EXERCISE TASK>
Output every entry exactly as written.

***** SUPPLIED RECORDS

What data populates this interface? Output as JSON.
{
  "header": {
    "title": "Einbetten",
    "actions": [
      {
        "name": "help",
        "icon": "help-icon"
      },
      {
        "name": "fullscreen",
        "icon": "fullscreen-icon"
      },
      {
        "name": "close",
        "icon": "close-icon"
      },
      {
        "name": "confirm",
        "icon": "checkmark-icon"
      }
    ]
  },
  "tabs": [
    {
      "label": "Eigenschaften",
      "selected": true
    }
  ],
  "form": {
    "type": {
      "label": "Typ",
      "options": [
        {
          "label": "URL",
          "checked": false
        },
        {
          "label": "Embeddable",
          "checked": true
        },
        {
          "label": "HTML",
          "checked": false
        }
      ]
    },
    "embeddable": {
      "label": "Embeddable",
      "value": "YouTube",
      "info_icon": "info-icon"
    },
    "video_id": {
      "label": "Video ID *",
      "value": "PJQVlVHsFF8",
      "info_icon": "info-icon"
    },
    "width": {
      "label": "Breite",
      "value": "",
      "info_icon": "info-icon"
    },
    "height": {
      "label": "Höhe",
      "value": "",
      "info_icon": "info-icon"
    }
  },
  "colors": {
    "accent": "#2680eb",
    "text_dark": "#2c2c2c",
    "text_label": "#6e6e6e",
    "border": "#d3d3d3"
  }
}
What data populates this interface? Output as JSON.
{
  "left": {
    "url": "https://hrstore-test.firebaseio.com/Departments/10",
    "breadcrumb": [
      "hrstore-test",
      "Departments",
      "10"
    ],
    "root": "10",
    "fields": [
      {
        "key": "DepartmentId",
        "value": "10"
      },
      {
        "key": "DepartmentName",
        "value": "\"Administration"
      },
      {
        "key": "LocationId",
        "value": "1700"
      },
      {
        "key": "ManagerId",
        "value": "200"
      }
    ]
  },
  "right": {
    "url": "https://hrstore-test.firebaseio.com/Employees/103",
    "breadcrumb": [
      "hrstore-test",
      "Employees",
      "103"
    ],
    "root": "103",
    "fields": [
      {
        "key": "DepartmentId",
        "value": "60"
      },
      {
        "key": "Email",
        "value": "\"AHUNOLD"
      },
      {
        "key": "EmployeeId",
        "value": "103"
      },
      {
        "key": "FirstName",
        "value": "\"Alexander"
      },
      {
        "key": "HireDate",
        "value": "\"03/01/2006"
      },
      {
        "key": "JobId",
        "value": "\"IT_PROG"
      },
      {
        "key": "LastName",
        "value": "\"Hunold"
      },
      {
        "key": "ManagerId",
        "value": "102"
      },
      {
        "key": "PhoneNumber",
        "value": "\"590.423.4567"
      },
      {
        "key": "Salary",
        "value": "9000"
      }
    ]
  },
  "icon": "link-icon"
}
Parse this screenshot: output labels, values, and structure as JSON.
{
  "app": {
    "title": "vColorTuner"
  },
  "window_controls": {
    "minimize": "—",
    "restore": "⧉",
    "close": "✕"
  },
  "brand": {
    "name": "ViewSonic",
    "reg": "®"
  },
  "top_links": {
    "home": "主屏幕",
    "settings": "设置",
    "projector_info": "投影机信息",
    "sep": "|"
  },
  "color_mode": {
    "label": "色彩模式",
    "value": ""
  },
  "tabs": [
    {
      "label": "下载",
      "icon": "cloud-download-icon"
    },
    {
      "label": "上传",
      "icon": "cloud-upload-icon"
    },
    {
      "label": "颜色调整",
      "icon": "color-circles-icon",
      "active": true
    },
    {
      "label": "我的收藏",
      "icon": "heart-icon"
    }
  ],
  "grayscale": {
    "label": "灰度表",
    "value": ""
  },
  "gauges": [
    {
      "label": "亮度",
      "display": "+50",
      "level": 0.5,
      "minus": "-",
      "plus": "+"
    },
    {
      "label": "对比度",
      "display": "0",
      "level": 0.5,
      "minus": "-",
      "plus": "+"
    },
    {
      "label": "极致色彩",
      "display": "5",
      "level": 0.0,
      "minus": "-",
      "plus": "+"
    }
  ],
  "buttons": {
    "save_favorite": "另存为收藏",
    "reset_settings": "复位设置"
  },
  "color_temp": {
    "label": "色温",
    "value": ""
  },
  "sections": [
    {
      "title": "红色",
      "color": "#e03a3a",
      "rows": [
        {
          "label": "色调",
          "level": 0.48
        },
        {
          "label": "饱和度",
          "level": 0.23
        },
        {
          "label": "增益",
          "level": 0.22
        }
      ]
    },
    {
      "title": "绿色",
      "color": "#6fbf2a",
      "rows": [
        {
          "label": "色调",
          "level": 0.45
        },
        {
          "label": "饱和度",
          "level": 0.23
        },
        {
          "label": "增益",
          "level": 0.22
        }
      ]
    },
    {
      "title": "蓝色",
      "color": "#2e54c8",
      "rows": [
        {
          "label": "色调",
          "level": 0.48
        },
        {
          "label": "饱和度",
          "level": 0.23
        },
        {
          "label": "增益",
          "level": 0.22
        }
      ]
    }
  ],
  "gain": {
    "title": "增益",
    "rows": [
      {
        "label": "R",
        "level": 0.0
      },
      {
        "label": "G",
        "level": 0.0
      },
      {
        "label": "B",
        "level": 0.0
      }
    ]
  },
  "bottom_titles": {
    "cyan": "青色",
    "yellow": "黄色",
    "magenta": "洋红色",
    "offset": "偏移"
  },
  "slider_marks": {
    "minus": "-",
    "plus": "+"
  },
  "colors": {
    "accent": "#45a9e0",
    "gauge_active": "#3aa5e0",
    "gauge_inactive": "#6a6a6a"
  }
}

**********

ANSWER TO THE EXERCISE>
What data populates this interface? Output as JSON.
{
  "header": {
    "title": "Einbetten",
    "actions": [
      {
        "name": "help",
        "icon": "help-icon"
      },
      {
        "name": "fullscreen",
        "icon": "fullscreen-icon"
      },
      {
        "name": "close",
        "icon": "close-icon"
      },
      {
        "name": "confirm",
        "icon": "checkmark-icon"
      }
    ]
  },
  "tabs": [
    {
      "label": "Eigenschaften",
      "selected": true
    }
  ],
  "form": {
    "type": {
      "label": "Typ",
      "options": [
        {
          "label": "URL",
          "checked": false
        },
        {
          "label": "Embeddable",
          "checked": true
        },
        {
          "label": "HTML",
          "checked": false
        }
      ]
    },
    "embeddable": {
      "label": "Embeddable",
      "value": "YouTube",
      "info_icon": "info-icon"
    },
    "video_id": {
      "label": "Video ID *",
      "value": "PJQVlVHsFF8",
      "info_icon": "info-icon"
    },
    "width": {
      "label": "Breite",
      "value": "",
      "info_icon": "info-icon"
    },
    "height": {
      "label": "Höhe",
      "value": "",
      "info_icon": "info-icon"
    }
  },
  "colors": {
    "accent": "#2680eb",
    "text_dark": "#2c2c2c",
    "text_label": "#6e6e6e",
    "border": "#d3d3d3"
  }
}
What data populates this interface? Output as JSON.
{
  "left": {
    "url": "https://hrstore-test.firebaseio.com/Departments/10",
    "breadcrumb": [
      "hrstore-test",
      "Departments",
      "10"
    ],
    "root": "10",
    "fields": [
      {
        "key": "DepartmentId",
        "value": "10"
      },
      {
        "key": "DepartmentName",
        "value": "\"Administration"
      },
      {
        "key": "LocationId",
        "value": "1700"
      },
      {
        "key": "ManagerId",
        "value": "200"
      }
    ]
  },
  "right": {
    "url": "https://hrstore-test.firebaseio.com/Employees/103",
    "breadcrumb": [
      "hrstore-test",
      "Employees",
      "103"
    ],
    "root": "103",
    "fields": [
      {
        "key": "DepartmentId",
        "value": "60"
      },
      {
        "key": "Email",
        "value": "\"AHUNOLD"
      },
      {
        "key": "EmployeeId",
        "value": "103"
      },
      {
        "key": "FirstName",
        "value": "\"Alexander"
      },
      {
        "key": "HireDate",
        "value": "\"03/01/2006"
      },
      {
        "key": "JobId",
        "value": "\"IT_PROG"
      },
      {
        "key": "LastName",
        "value": "\"Hunold"
      },
      {
        "key": "ManagerId",
        "value": "102"
      },
      {
        "key": "PhoneNumber",
        "value": "\"590.423.4567"
      },
      {
        "key": "Salary",
        "value": "9000"
      }
    ]
  },
  "icon": "link-icon"
}
Parse this screenshot: output labels, values, and structure as JSON.
{
  "app": {
    "title": "vColorTuner"
  },
  "window_controls": {
    "minimize": "—",
    "restore": "⧉",
    "close": "✕"
  },
  "brand": {
    "name": "ViewSonic",
    "reg": "®"
  },
  "top_links": {
    "home": "主屏幕",
    "settings": "设置",
    "projector_info": "投影机信息",
    "sep": "|"
  },
  "color_mode": {
    "label": "色彩模式",
    "value": ""
  },
  "tabs": [
    {
      "label": "下载",
      "icon": "cloud-download-icon"
    },
    {
      "label": "上传",
      "icon": "cloud-upload-icon"
    },
    {
      "label": "颜色调整",
      "icon": "color-circles-icon",
      "active": true
    },
    {
      "label": "我的收藏",
      "icon": "heart-icon"
    }
  ],
  "grayscale": {
    "label": "灰度表",
    "value": ""
  },
  "gauges": [
    {
      "label": "亮度",
      "display": "+50",
      "level": 0.5,
      "minus": "-",
      "plus": "+"
    },
    {
      "label": "对比度",
      "display": "0",
      "level": 0.5,
      "minus": "-",
      "plus": "+"
    },
    {
      "label": "极致色彩",
      "display": "5",
      "level": 0.0,
      "minus": "-",
      "plus": "+"
    }
  ],
  "buttons": {
    "save_favorite": "另存为收藏",
    "reset_settings": "复位设置"
  },
  "color_temp": {
    "label": "色温",
    "value": ""
  },
  "sections": [
    {
      "title": "红色",
      "color": "#e03a3a",
      "rows": [
        {
          "label": "色调",
          "level": 0.48
        },
        {
          "label": "饱和度",
          "level": 0.23
        },
        {
          "label": "增益",
          "level": 0.22
        }
      ]
    },
    {
      "title": "绿色",
      "color": "#6fbf2a",
      "rows": [
        {
          "label": "色调",
          "level": 0.45
        },
        {
          "label": "饱和度",
          "level": 0.23
        },
        {
          "label": "增益",
          "level": 0.22
        }
      ]
    },
    {
      "title": "蓝色",
      "color": "#2e54c8",
      "rows": [
        {
          "label": "色调",
          "level": 0.48
        },
        {
          "label": "饱和度",
          "level": 0.23
        },
        {
          "label": "增益",
          "level": 0.22
        }
      ]
    }
  ],
  "gain": {
    "title": "增益",
    "rows": [
      {
        "label": "R",
        "level": 0.0
      },
      {
        "label": "G",
        "level": 0.0
      },
      {
        "label": "B",
        "level": 0.0
      }
    ]
  },
  "bottom_titles": {
    "cyan": "青色",
    "yellow": "黄色",
    "magenta": "洋红色",
    "offset": "偏移"
  },
  "slider_marks": {
    "minus": "-",
    "plus": "+"
  },
  "colors": {
    "accent": "#45a9e0",
    "gauge_active": "#3aa5e0",
    "gauge_inactive": "#6a6a6a"
  }
}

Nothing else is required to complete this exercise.